(Dataset items)

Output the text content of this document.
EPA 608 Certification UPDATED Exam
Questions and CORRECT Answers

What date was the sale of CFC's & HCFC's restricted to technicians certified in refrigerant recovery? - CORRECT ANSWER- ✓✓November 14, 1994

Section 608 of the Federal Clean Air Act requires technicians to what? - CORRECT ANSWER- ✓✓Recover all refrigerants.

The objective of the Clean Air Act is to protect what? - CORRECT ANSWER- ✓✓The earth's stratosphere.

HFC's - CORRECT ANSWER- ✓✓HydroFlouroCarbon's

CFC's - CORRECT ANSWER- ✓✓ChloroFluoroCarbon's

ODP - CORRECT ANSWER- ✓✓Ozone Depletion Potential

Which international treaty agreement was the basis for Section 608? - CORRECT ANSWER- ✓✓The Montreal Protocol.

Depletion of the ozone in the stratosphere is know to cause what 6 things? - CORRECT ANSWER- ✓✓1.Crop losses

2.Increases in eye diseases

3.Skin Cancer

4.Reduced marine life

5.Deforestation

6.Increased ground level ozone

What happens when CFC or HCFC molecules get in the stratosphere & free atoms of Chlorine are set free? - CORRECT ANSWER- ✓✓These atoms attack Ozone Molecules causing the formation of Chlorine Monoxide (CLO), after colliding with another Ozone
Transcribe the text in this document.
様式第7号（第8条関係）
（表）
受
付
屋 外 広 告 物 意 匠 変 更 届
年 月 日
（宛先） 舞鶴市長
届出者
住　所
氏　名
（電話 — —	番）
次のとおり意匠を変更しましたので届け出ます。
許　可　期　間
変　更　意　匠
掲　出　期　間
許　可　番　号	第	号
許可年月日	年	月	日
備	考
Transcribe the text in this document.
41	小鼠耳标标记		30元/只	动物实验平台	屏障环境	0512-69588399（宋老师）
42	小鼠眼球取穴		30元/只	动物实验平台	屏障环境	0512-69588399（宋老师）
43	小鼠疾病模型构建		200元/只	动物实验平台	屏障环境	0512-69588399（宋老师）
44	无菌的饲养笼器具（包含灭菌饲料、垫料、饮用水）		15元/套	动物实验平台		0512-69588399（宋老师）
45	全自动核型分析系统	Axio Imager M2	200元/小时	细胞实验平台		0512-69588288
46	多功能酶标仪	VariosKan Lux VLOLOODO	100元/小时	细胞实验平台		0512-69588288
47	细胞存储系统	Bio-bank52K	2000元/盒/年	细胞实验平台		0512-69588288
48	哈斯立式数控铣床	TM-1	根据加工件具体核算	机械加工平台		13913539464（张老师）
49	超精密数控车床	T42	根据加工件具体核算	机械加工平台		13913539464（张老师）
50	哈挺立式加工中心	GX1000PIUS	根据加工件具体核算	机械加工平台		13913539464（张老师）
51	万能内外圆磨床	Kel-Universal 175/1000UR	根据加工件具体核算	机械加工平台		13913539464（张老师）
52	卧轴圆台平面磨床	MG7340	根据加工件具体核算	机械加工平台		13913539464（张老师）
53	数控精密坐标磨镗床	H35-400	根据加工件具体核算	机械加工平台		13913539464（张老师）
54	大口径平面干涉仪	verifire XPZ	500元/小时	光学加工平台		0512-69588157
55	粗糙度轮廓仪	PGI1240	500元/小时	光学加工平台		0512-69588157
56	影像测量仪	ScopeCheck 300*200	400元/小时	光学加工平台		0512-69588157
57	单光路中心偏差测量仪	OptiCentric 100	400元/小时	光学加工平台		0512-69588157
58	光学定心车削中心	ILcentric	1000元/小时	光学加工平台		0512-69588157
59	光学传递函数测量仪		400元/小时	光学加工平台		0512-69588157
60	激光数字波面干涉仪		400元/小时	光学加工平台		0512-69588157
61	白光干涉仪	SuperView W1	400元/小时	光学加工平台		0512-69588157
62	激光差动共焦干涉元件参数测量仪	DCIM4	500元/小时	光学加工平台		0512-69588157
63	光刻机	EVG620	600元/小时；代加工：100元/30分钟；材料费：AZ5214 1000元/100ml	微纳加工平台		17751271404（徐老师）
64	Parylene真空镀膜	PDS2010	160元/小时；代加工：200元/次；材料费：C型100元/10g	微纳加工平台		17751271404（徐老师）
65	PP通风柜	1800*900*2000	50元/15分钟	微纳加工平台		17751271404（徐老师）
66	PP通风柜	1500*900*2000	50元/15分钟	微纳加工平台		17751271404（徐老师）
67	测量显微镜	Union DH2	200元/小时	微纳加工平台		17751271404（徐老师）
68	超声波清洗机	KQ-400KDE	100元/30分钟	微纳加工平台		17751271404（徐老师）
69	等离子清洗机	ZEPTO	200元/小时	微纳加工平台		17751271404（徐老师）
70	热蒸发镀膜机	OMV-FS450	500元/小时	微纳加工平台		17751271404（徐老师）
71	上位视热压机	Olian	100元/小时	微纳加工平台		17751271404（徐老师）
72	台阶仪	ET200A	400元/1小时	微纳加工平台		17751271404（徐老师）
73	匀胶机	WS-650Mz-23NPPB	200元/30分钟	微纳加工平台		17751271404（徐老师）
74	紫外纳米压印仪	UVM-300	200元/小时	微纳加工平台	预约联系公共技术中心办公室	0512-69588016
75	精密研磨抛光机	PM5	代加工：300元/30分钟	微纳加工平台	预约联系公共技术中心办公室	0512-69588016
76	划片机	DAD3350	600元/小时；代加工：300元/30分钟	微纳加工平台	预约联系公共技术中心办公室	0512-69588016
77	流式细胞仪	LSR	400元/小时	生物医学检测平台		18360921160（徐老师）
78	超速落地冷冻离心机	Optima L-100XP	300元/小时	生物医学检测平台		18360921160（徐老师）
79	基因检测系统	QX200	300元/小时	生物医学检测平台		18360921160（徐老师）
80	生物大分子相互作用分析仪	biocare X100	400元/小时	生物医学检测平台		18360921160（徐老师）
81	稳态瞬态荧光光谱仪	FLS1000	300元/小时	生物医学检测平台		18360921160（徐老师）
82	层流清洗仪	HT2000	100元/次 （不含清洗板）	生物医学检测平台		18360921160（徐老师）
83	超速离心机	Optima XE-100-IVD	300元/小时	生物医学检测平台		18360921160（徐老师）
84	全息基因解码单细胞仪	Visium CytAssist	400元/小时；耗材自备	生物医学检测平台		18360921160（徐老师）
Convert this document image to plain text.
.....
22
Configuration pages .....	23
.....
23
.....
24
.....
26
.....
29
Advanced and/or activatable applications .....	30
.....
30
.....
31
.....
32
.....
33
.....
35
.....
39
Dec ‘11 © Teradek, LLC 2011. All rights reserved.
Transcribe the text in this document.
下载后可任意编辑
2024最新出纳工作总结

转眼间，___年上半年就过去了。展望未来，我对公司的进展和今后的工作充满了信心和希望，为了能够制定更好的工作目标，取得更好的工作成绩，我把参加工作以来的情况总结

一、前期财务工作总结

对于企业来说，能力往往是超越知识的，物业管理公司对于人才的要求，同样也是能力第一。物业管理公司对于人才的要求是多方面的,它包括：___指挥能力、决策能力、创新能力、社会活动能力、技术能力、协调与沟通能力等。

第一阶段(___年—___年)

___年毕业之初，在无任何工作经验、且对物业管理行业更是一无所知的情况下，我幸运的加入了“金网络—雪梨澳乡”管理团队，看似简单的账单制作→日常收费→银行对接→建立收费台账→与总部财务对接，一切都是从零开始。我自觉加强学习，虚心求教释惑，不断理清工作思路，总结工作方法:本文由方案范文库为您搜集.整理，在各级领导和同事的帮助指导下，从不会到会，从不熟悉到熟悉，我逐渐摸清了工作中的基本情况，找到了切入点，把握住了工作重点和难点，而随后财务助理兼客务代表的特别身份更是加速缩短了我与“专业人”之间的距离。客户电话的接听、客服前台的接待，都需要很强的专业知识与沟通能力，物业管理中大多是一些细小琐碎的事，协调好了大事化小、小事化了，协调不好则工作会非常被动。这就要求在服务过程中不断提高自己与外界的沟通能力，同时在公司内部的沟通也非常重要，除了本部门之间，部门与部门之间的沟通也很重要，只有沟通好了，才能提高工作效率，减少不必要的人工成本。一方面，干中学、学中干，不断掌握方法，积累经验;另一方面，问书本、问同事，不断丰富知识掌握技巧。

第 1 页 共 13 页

▶ [TASK REQUIREMENTS]:
Write out exactly the lines of the entries above that run from the line containing "Convert this document image to plain text." through the last line, including both.

▶ [SOLUTION BELOW]:
Convert this document image to plain text.
.....
22
Configuration pages .....	23
.....
23
.....
24
.....
26
.....
29
Advanced and/or activatable applications .....	30
.....
30
.....
31
.....
32
.....
33
.....
35
.....
39
Dec ‘11 © Teradek, LLC 2011. All rights reserved.
Transcribe the text in this document.
下载后可任意编辑
2024最新出纳工作总结

转眼间，___年上半年就过去了。展望未来，我对公司的进展和今后的工作充满了信心和希望，为了能够制定更好的工作目标，取得更好的工作成绩，我把参加工作以来的情况总结

一、前期财务工作总结

对于企业来说，能力往往是超越知识的，物业管理公司对于人才的要求，同样也是能力第一。物业管理公司对于人才的要求是多方面的,它包括：___指挥能力、决策能力、创新能力、社会活动能力、技术能力、协调与沟通能力等。

第一阶段(___年—___年)

___年毕业之初，在无任何工作经验、且对物业管理行业更是一无所知的情况下，我幸运的加入了“金网络—雪梨澳乡”管理团队，看似简单的账单制作→日常收费→银行对接→建立收费台账→与总部财务对接，一切都是从零开始。我自觉加强学习，虚心求教释惑，不断理清工作思路，总结工作方法:本文由方案范文库为您搜集.整理，在各级领导和同事的帮助指导下，从不会到会，从不熟悉到熟悉，我逐渐摸清了工作中的基本情况，找到了切入点，把握住了工作重点和难点，而随后财务助理兼客务代表的特别身份更是加速缩短了我与“专业人”之间的距离。客户电话的接听、客服前台的接待，都需要很强的专业知识与沟通能力，物业管理中大多是一些细小琐碎的事，协调好了大事化小、小事化了，协调不好则工作会非常被动。这就要求在服务过程中不断提高自己与外界的沟通能力，同时在公司内部的沟通也非常重要，除了本部门之间，部门与部门之间的沟通也很重要，只有沟通好了，才能提高工作效率，减少不必要的人工成本。一方面，干中学、学中干，不断掌握方法，积累经验;另一方面，问书本、问同事，不断丰富知识掌握技巧。

第 1 页 共 13 页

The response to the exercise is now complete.